Available data –
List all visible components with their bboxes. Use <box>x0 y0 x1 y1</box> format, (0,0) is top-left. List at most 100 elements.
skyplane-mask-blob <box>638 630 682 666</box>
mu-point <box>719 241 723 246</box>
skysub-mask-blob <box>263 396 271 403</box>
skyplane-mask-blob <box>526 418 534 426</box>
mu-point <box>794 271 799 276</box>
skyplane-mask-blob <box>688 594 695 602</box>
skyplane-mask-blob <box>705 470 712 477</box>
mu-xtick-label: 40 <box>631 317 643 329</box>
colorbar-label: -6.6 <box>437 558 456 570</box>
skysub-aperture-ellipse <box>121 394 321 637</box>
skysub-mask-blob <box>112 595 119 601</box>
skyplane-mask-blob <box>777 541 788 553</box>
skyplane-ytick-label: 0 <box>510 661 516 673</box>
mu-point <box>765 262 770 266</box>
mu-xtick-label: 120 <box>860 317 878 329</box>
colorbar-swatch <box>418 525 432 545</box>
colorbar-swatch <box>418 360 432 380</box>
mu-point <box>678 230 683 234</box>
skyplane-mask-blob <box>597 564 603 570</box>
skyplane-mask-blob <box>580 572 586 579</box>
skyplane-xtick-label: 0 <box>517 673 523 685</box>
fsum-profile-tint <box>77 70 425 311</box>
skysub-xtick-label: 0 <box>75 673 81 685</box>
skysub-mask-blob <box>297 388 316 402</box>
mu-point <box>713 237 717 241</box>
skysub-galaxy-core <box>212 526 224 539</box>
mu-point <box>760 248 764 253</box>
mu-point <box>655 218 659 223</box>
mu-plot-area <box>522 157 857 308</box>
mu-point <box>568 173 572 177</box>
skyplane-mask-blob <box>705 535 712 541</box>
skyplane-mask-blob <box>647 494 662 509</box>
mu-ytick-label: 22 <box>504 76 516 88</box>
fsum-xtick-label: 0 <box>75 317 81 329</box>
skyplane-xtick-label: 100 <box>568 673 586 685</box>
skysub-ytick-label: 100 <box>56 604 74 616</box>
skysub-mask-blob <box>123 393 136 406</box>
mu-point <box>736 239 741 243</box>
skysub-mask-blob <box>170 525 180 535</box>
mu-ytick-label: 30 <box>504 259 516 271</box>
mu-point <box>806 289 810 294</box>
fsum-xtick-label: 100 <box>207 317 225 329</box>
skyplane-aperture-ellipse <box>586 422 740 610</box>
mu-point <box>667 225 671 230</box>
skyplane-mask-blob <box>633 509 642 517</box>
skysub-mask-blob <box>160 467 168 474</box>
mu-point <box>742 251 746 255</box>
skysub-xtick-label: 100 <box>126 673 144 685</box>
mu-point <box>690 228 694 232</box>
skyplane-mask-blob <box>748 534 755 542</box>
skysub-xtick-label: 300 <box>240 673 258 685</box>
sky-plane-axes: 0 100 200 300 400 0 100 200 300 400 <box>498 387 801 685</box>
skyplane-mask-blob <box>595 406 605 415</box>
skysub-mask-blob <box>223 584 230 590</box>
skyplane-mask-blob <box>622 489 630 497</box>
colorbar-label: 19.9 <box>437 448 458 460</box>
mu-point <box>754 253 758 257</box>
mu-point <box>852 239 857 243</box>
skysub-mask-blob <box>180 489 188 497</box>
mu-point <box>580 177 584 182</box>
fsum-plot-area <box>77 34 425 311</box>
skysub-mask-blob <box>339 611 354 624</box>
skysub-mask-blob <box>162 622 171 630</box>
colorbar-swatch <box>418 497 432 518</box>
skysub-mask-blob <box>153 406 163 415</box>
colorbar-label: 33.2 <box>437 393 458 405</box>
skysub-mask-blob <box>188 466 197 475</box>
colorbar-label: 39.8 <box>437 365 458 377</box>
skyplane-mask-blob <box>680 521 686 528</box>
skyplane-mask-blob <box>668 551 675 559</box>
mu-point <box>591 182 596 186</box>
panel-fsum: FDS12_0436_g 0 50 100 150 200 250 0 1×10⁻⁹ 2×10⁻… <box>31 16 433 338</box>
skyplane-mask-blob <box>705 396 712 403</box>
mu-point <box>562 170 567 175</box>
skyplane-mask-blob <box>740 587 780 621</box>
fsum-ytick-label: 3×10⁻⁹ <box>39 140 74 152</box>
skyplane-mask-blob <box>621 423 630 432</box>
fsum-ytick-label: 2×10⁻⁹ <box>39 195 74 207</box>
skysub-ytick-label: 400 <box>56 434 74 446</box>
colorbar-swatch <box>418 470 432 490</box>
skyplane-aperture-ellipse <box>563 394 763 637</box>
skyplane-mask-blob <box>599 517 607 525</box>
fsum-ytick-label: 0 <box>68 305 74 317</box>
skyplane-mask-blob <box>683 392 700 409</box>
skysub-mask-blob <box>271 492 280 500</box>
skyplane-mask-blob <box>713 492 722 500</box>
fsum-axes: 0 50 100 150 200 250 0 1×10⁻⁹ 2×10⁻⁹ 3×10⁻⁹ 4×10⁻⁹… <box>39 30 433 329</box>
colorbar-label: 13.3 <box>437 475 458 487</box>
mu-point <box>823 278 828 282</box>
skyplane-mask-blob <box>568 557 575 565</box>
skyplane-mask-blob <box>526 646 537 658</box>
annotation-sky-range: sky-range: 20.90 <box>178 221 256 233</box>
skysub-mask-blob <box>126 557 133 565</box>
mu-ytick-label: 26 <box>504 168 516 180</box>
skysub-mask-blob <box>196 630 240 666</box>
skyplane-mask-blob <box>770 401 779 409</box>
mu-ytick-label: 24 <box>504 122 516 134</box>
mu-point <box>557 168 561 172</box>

Task requirements –
Write out every row above word for word, without changing any character.

Full answer –
List all visible components with their bboxes. Use <box>x0 y0 x1 y1</box> format, (0,0) is top-left. List at most 100 elements.
skyplane-mask-blob <box>638 630 682 666</box>
mu-point <box>719 241 723 246</box>
skysub-mask-blob <box>263 396 271 403</box>
skyplane-mask-blob <box>526 418 534 426</box>
mu-point <box>794 271 799 276</box>
skyplane-mask-blob <box>688 594 695 602</box>
skyplane-mask-blob <box>705 470 712 477</box>
mu-xtick-label: 40 <box>631 317 643 329</box>
colorbar-label: -6.6 <box>437 558 456 570</box>
skysub-aperture-ellipse <box>121 394 321 637</box>
skysub-mask-blob <box>112 595 119 601</box>
skyplane-mask-blob <box>777 541 788 553</box>
skyplane-ytick-label: 0 <box>510 661 516 673</box>
mu-point <box>765 262 770 266</box>
mu-xtick-label: 120 <box>860 317 878 329</box>
colorbar-swatch <box>418 525 432 545</box>
colorbar-swatch <box>418 360 432 380</box>
mu-point <box>678 230 683 234</box>
skyplane-mask-blob <box>597 564 603 570</box>
skyplane-mask-blob <box>580 572 586 579</box>
skyplane-xtick-label: 0 <box>517 673 523 685</box>
fsum-profile-tint <box>77 70 425 311</box>
skysub-xtick-label: 0 <box>75 673 81 685</box>
skysub-mask-blob <box>297 388 316 402</box>
mu-point <box>713 237 717 241</box>
skysub-galaxy-core <box>212 526 224 539</box>
mu-point <box>760 248 764 253</box>
mu-point <box>655 218 659 223</box>
mu-plot-area <box>522 157 857 308</box>
mu-point <box>568 173 572 177</box>
skyplane-mask-blob <box>705 535 712 541</box>
skyplane-mask-blob <box>647 494 662 509</box>
mu-ytick-label: 22 <box>504 76 516 88</box>
fsum-xtick-label: 0 <box>75 317 81 329</box>
skyplane-xtick-label: 100 <box>568 673 586 685</box>
skysub-ytick-label: 100 <box>56 604 74 616</box>
skysub-mask-blob <box>123 393 136 406</box>
mu-point <box>736 239 741 243</box>
skysub-mask-blob <box>170 525 180 535</box>
mu-ytick-label: 30 <box>504 259 516 271</box>
mu-point <box>806 289 810 294</box>
fsum-xtick-label: 100 <box>207 317 225 329</box>
skyplane-aperture-ellipse <box>586 422 740 610</box>
mu-point <box>667 225 671 230</box>
skyplane-mask-blob <box>633 509 642 517</box>
skysub-mask-blob <box>160 467 168 474</box>
mu-point <box>742 251 746 255</box>
skysub-xtick-label: 100 <box>126 673 144 685</box>
mu-point <box>690 228 694 232</box>
skyplane-mask-blob <box>748 534 755 542</box>
skysub-xtick-label: 300 <box>240 673 258 685</box>
sky-plane-axes: 0 100 200 300 400 0 100 200 300 400 <box>498 387 801 685</box>
skyplane-mask-blob <box>595 406 605 415</box>
skysub-mask-blob <box>223 584 230 590</box>
skyplane-mask-blob <box>622 489 630 497</box>
colorbar-label: 19.9 <box>437 448 458 460</box>
mu-point <box>754 253 758 257</box>
mu-point <box>852 239 857 243</box>
skysub-mask-blob <box>180 489 188 497</box>
mu-point <box>580 177 584 182</box>
fsum-plot-area <box>77 34 425 311</box>
skysub-mask-blob <box>339 611 354 624</box>
skysub-mask-blob <box>162 622 171 630</box>
colorbar-swatch <box>418 497 432 518</box>
skysub-mask-blob <box>153 406 163 415</box>
colorbar-label: 33.2 <box>437 393 458 405</box>
skysub-mask-blob <box>188 466 197 475</box>
colorbar-label: 39.8 <box>437 365 458 377</box>
skyplane-mask-blob <box>680 521 686 528</box>
skyplane-mask-blob <box>668 551 675 559</box>
mu-point <box>591 182 596 186</box>
panel-fsum: FDS12_0436_g 0 50 100 150 200 250 0 1×10⁻⁹ 2×10⁻… <box>31 16 433 338</box>
skyplane-mask-blob <box>705 396 712 403</box>
mu-point <box>562 170 567 175</box>
skyplane-mask-blob <box>740 587 780 621</box>
fsum-ytick-label: 3×10⁻⁹ <box>39 140 74 152</box>
skyplane-mask-blob <box>621 423 630 432</box>
fsum-ytick-label: 2×10⁻⁹ <box>39 195 74 207</box>
skysub-ytick-label: 400 <box>56 434 74 446</box>
colorbar-swatch <box>418 470 432 490</box>
skyplane-aperture-ellipse <box>563 394 763 637</box>
skyplane-mask-blob <box>599 517 607 525</box>
fsum-ytick-label: 0 <box>68 305 74 317</box>
skyplane-mask-blob <box>683 392 700 409</box>
skysub-mask-blob <box>271 492 280 500</box>
skyplane-mask-blob <box>713 492 722 500</box>
fsum-axes: 0 50 100 150 200 250 0 1×10⁻⁹ 2×10⁻⁹ 3×10⁻⁹ 4×10⁻⁹… <box>39 30 433 329</box>
colorbar-label: 13.3 <box>437 475 458 487</box>
mu-point <box>823 278 828 282</box>
skyplane-mask-blob <box>568 557 575 565</box>
skyplane-mask-blob <box>526 646 537 658</box>
annotation-sky-range: sky-range: 20.90 <box>178 221 256 233</box>
skysub-mask-blob <box>126 557 133 565</box>
mu-ytick-label: 26 <box>504 168 516 180</box>
skysub-mask-blob <box>196 630 240 666</box>
skyplane-mask-blob <box>770 401 779 409</box>
mu-ytick-label: 24 <box>504 122 516 134</box>
mu-point <box>557 168 561 172</box>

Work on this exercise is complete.